• Source data:
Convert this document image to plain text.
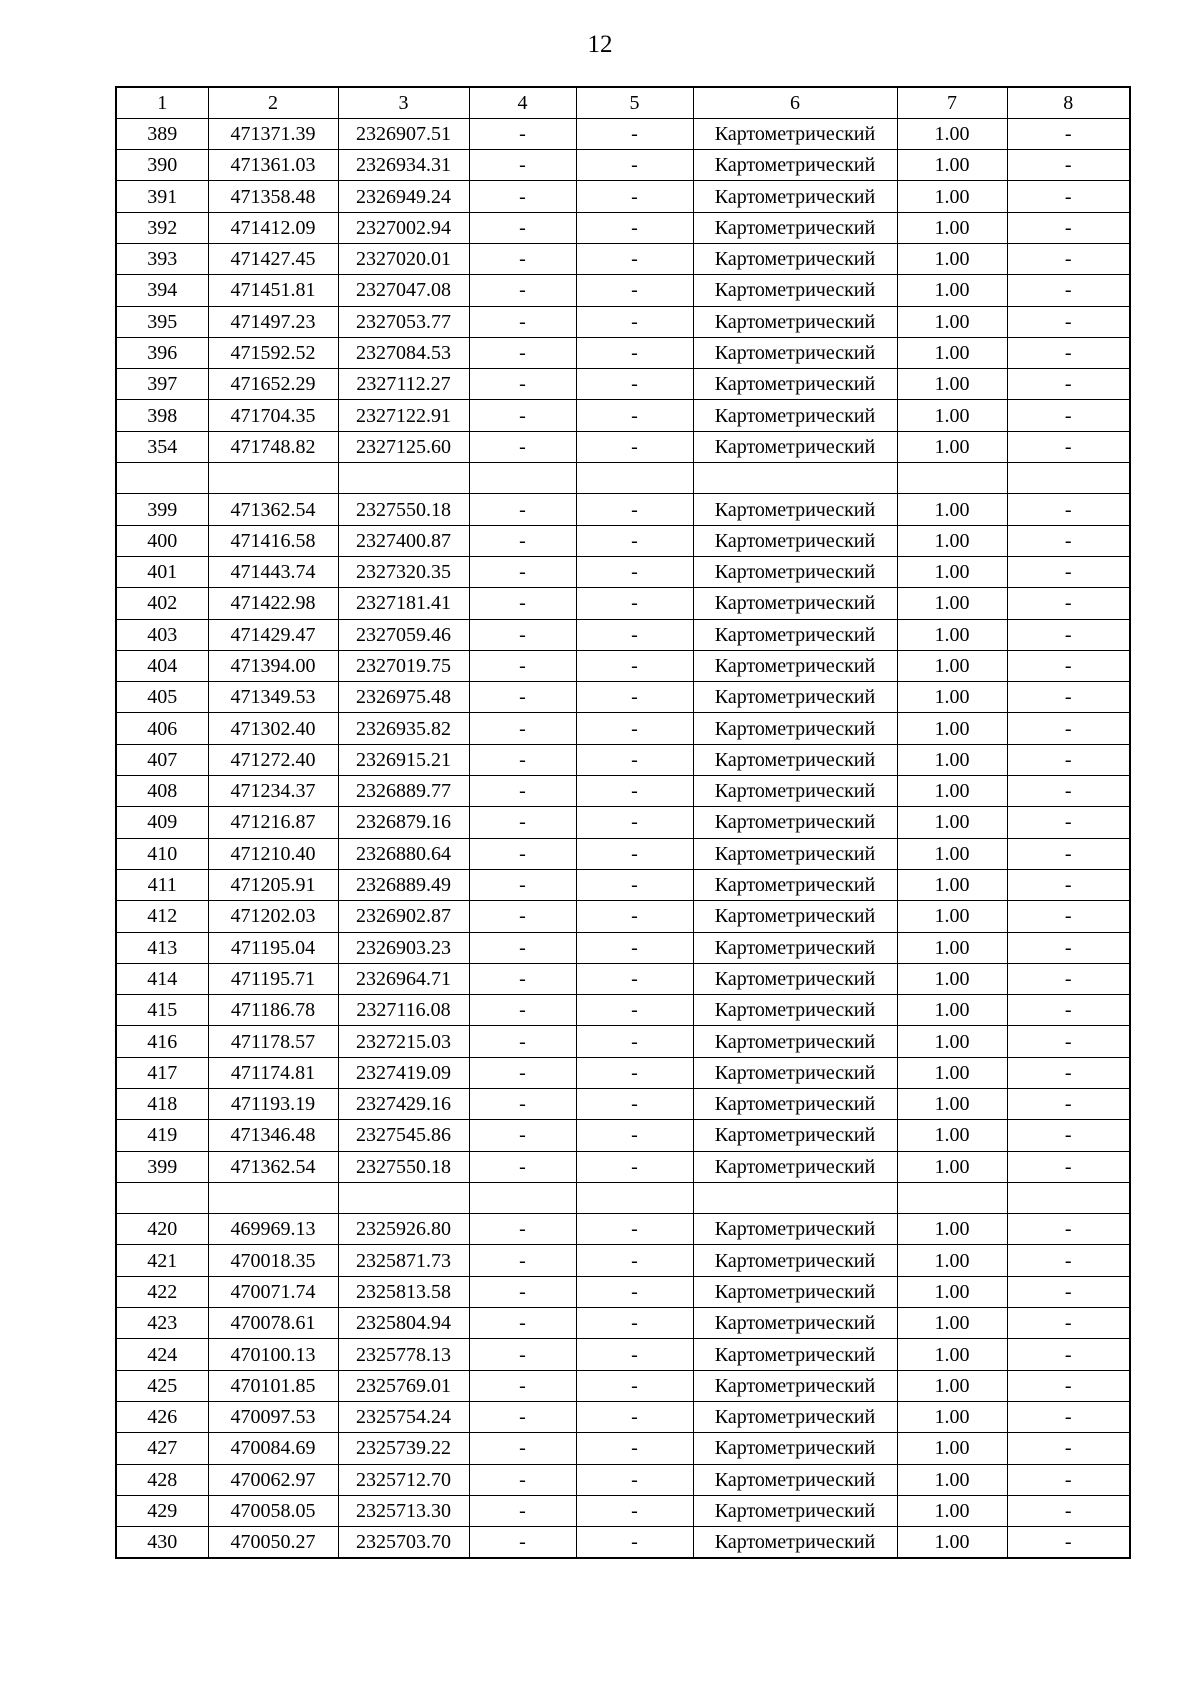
12
1	2	3	4	5	6	7	8
389	471371.39	2326907.51	-	-	Картометрический	1.00	-
390	471361.03	2326934.31	-	-	Картометрический	1.00	-
391	471358.48	2326949.24	-	-	Картометрический	1.00	-
392	471412.09	2327002.94	-	-	Картометрический	1.00	-
393	471427.45	2327020.01	-	-	Картометрический	1.00	-
394	471451.81	2327047.08	-	-	Картометрический	1.00	-
395	471497.23	2327053.77	-	-	Картометрический	1.00	-
396	471592.52	2327084.53	-	-	Картометрический	1.00	-
397	471652.29	2327112.27	-	-	Картометрический	1.00	-
398	471704.35	2327122.91	-	-	Картометрический	1.00	-
354	471748.82	2327125.60	-	-	Картометрический	1.00	-

399	471362.54	2327550.18	-	-	Картометрический	1.00	-
400	471416.58	2327400.87	-	-	Картометрический	1.00	-
401	471443.74	2327320.35	-	-	Картометрический	1.00	-
402	471422.98	2327181.41	-	-	Картометрический	1.00	-
403	471429.47	2327059.46	-	-	Картометрический	1.00	-
404	471394.00	2327019.75	-	-	Картометрический	1.00	-
405	471349.53	2326975.48	-	-	Картометрический	1.00	-
406	471302.40	2326935.82	-	-	Картометрический	1.00	-
407	471272.40	2326915.21	-	-	Картометрический	1.00	-
408	471234.37	2326889.77	-	-	Картометрический	1.00	-
409	471216.87	2326879.16	-	-	Картометрический	1.00	-
410	471210.40	2326880.64	-	-	Картометрический	1.00	-
411	471205.91	2326889.49	-	-	Картометрический	1.00	-
412	471202.03	2326902.87	-	-	Картометрический	1.00	-
413	471195.04	2326903.23	-	-	Картометрический	1.00	-
414	471195.71	2326964.71	-	-	Картометрический	1.00	-
415	471186.78	2327116.08	-	-	Картометрический	1.00	-
416	471178.57	2327215.03	-	-	Картометрический	1.00	-
417	471174.81	2327419.09	-	-	Картометрический	1.00	-
418	471193.19	2327429.16	-	-	Картометрический	1.00	-
419	471346.48	2327545.86	-	-	Картометрический	1.00	-
399	471362.54	2327550.18	-	-	Картометрический	1.00	-

420	469969.13	2325926.80	-	-	Картометрический	1.00	-
421	470018.35	2325871.73	-	-	Картометрический	1.00	-
422	470071.74	2325813.58	-	-	Картометрический	1.00	-
423	470078.61	2325804.94	-	-	Картометрический	1.00	-
424	470100.13	2325778.13	-	-	Картометрический	1.00	-
425	470101.85	2325769.01	-	-	Картометрический	1.00	-
426	470097.53	2325754.24	-	-	Картометрический	1.00	-
427	470084.69	2325739.22	-	-	Картометрический	1.00	-
428	470062.97	2325712.70	-	-	Картометрический	1.00	-
429	470058.05	2325713.30	-	-	Картометрический	1.00	-
430	470050.27	2325703.70	-	-	Картометрический	1.00	-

• Exercise: Keep the pictures out of your copy, and repeat every entry above exactly.

• The solution:
Convert this document image to plain text.
12
1	2	3	4	5	6	7	8
389	471371.39	2326907.51	-	-	Картометрический	1.00	-
390	471361.03	2326934.31	-	-	Картометрический	1.00	-
391	471358.48	2326949.24	-	-	Картометрический	1.00	-
392	471412.09	2327002.94	-	-	Картометрический	1.00	-
393	471427.45	2327020.01	-	-	Картометрический	1.00	-
394	471451.81	2327047.08	-	-	Картометрический	1.00	-
395	471497.23	2327053.77	-	-	Картометрический	1.00	-
396	471592.52	2327084.53	-	-	Картометрический	1.00	-
397	471652.29	2327112.27	-	-	Картометрический	1.00	-
398	471704.35	2327122.91	-	-	Картометрический	1.00	-
354	471748.82	2327125.60	-	-	Картометрический	1.00	-

399	471362.54	2327550.18	-	-	Картометрический	1.00	-
400	471416.58	2327400.87	-	-	Картометрический	1.00	-
401	471443.74	2327320.35	-	-	Картометрический	1.00	-
402	471422.98	2327181.41	-	-	Картометрический	1.00	-
403	471429.47	2327059.46	-	-	Картометрический	1.00	-
404	471394.00	2327019.75	-	-	Картометрический	1.00	-
405	471349.53	2326975.48	-	-	Картометрический	1.00	-
406	471302.40	2326935.82	-	-	Картометрический	1.00	-
407	471272.40	2326915.21	-	-	Картометрический	1.00	-
408	471234.37	2326889.77	-	-	Картометрический	1.00	-
409	471216.87	2326879.16	-	-	Картометрический	1.00	-
410	471210.40	2326880.64	-	-	Картометрический	1.00	-
411	471205.91	2326889.49	-	-	Картометрический	1.00	-
412	471202.03	2326902.87	-	-	Картометрический	1.00	-
413	471195.04	2326903.23	-	-	Картометрический	1.00	-
414	471195.71	2326964.71	-	-	Картометрический	1.00	-
415	471186.78	2327116.08	-	-	Картометрический	1.00	-
416	471178.57	2327215.03	-	-	Картометрический	1.00	-
417	471174.81	2327419.09	-	-	Картометрический	1.00	-
418	471193.19	2327429.16	-	-	Картометрический	1.00	-
419	471346.48	2327545.86	-	-	Картометрический	1.00	-
399	471362.54	2327550.18	-	-	Картометрический	1.00	-

420	469969.13	2325926.80	-	-	Картометрический	1.00	-
421	470018.35	2325871.73	-	-	Картометрический	1.00	-
422	470071.74	2325813.58	-	-	Картометрический	1.00	-
423	470078.61	2325804.94	-	-	Картометрический	1.00	-
424	470100.13	2325778.13	-	-	Картометрический	1.00	-
425	470101.85	2325769.01	-	-	Картометрический	1.00	-
426	470097.53	2325754.24	-	-	Картометрический	1.00	-
427	470084.69	2325739.22	-	-	Картометрический	1.00	-
428	470062.97	2325712.70	-	-	Картометрический	1.00	-
429	470058.05	2325713.30	-	-	Картометрический	1.00	-
430	470050.27	2325703.70	-	-	Картометрический	1.00	-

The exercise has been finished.